Transcribe the records below exactly, leaving out any pictures.

[Data]
------------

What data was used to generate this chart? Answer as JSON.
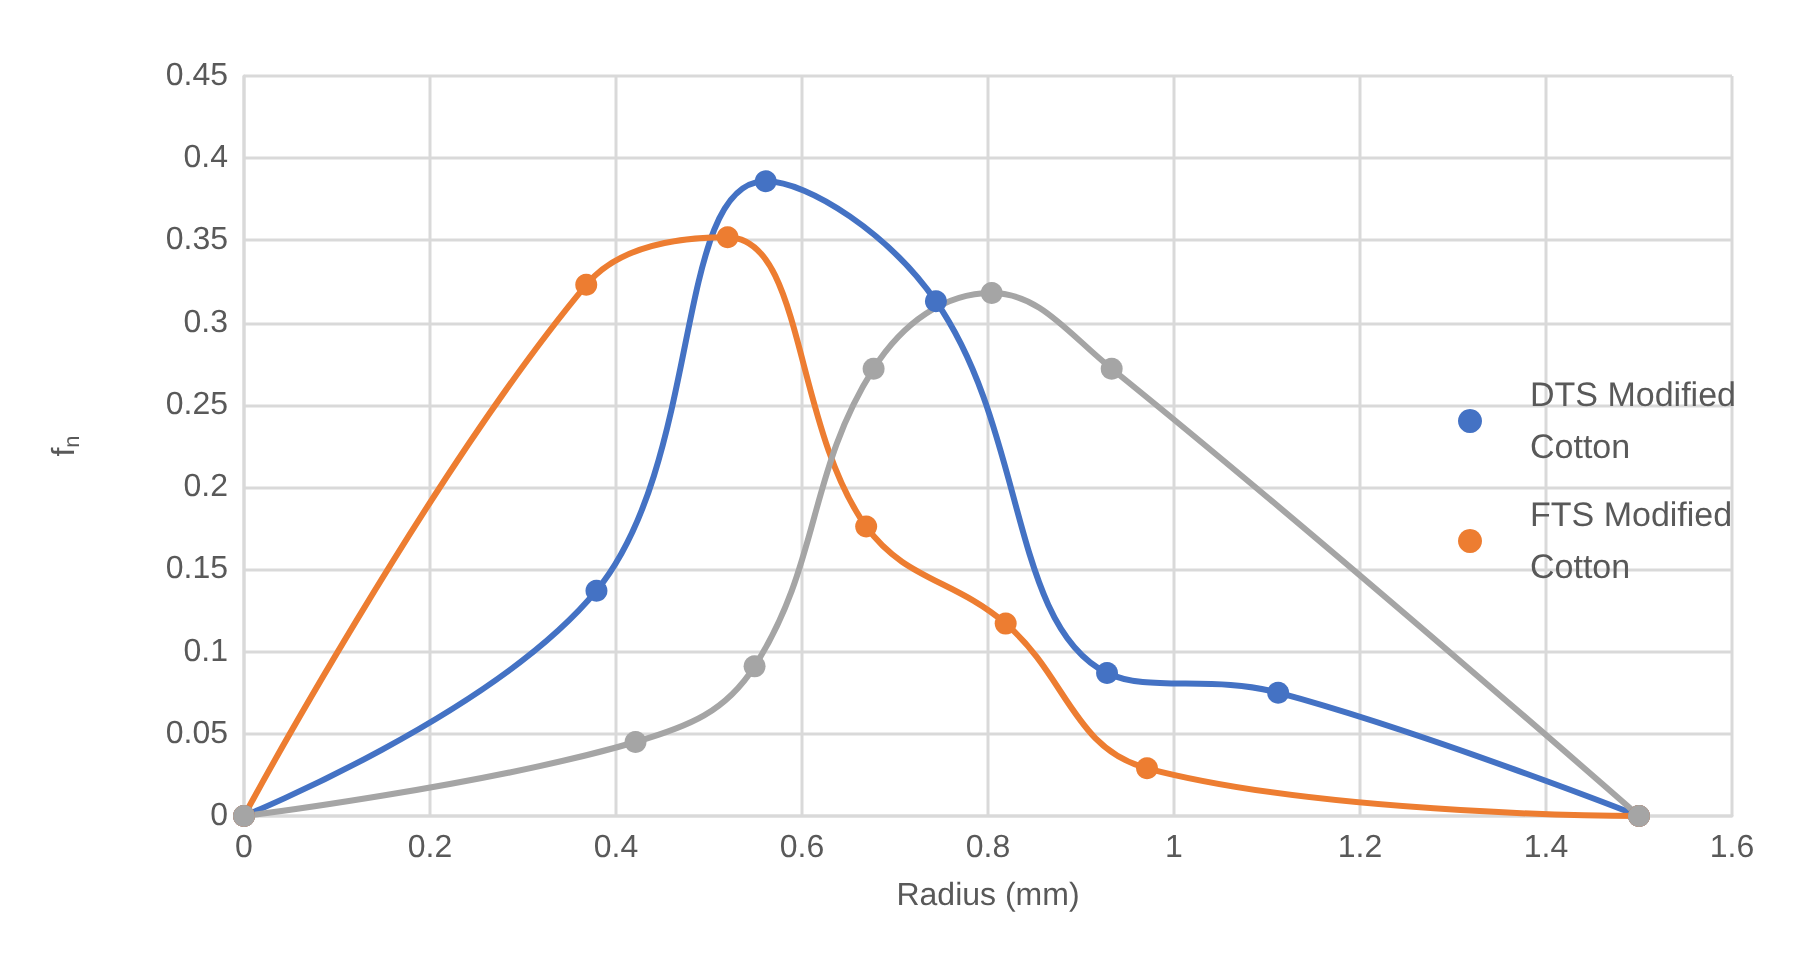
{
  "chart_data": {
    "type": "line",
    "xlabel": "Radius (mm)",
    "ylabel": "f$_{n}$",
    "xlim": [
      0,
      1.6
    ],
    "xticks": [
      0,
      0.2,
      0.4,
      0.6,
      0.8,
      1,
      1.2,
      1.4,
      1.6
    ],
    "ylim": [
      0,
      0.45
    ],
    "yticks": [
      0,
      0.05,
      0.1,
      0.15,
      0.2,
      0.25,
      0.3,
      0.35,
      0.4,
      0.45
    ],
    "grid": true,
    "legend": "right",
    "marker": "circle",
    "line_style": "solid",
    "series": [
      {
        "name": "DTS Modified Cotton",
        "color": "#4472c4",
        "x": [
          0,
          0.379,
          0.561,
          0.744,
          0.928,
          1.112,
          1.5
        ],
        "values": [
          0,
          0.137,
          0.386,
          0.313,
          0.087,
          0.075,
          0
        ]
      },
      {
        "name": "FTS Modified Cotton",
        "color": "#ed7d31",
        "x": [
          0,
          0.368,
          0.52,
          0.669,
          0.819,
          0.971,
          1.5
        ],
        "values": [
          0,
          0.323,
          0.352,
          0.176,
          0.117,
          0.029,
          0
        ]
      },
      {
        "color": "#a5a5a5",
        "x": [
          0,
          0.421,
          0.549,
          0.677,
          0.804,
          0.933,
          1.5
        ],
        "values": [
          0,
          0.045,
          0.091,
          0.272,
          0.318,
          0.272,
          0
        ]
      }
    ]
  }
}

------------

[Task answer]
What data was used to generate this chart? Answer as JSON.
{
  "chart_data": {
    "type": "line",
    "xlabel": "Radius (mm)",
    "ylabel": "f$_{n}$",
    "xlim": [
      0,
      1.6
    ],
    "xticks": [
      0,
      0.2,
      0.4,
      0.6,
      0.8,
      1,
      1.2,
      1.4,
      1.6
    ],
    "ylim": [
      0,
      0.45
    ],
    "yticks": [
      0,
      0.05,
      0.1,
      0.15,
      0.2,
      0.25,
      0.3,
      0.35,
      0.4,
      0.45
    ],
    "grid": true,
    "legend": "right",
    "marker": "circle",
    "line_style": "solid",
    "series": [
      {
        "name": "DTS Modified Cotton",
        "color": "#4472c4",
        "x": [
          0,
          0.379,
          0.561,
          0.744,
          0.928,
          1.112,
          1.5
        ],
        "values": [
          0,
          0.137,
          0.386,
          0.313,
          0.087,
          0.075,
          0
        ]
      },
      {
        "name": "FTS Modified Cotton",
        "color": "#ed7d31",
        "x": [
          0,
          0.368,
          0.52,
          0.669,
          0.819,
          0.971,
          1.5
        ],
        "values": [
          0,
          0.323,
          0.352,
          0.176,
          0.117,
          0.029,
          0
        ]
      },
      {
        "color": "#a5a5a5",
        "x": [
          0,
          0.421,
          0.549,
          0.677,
          0.804,
          0.933,
          1.5
        ],
        "values": [
          0,
          0.045,
          0.091,
          0.272,
          0.318,
          0.272,
          0
        ]
      }
    ]
  }
}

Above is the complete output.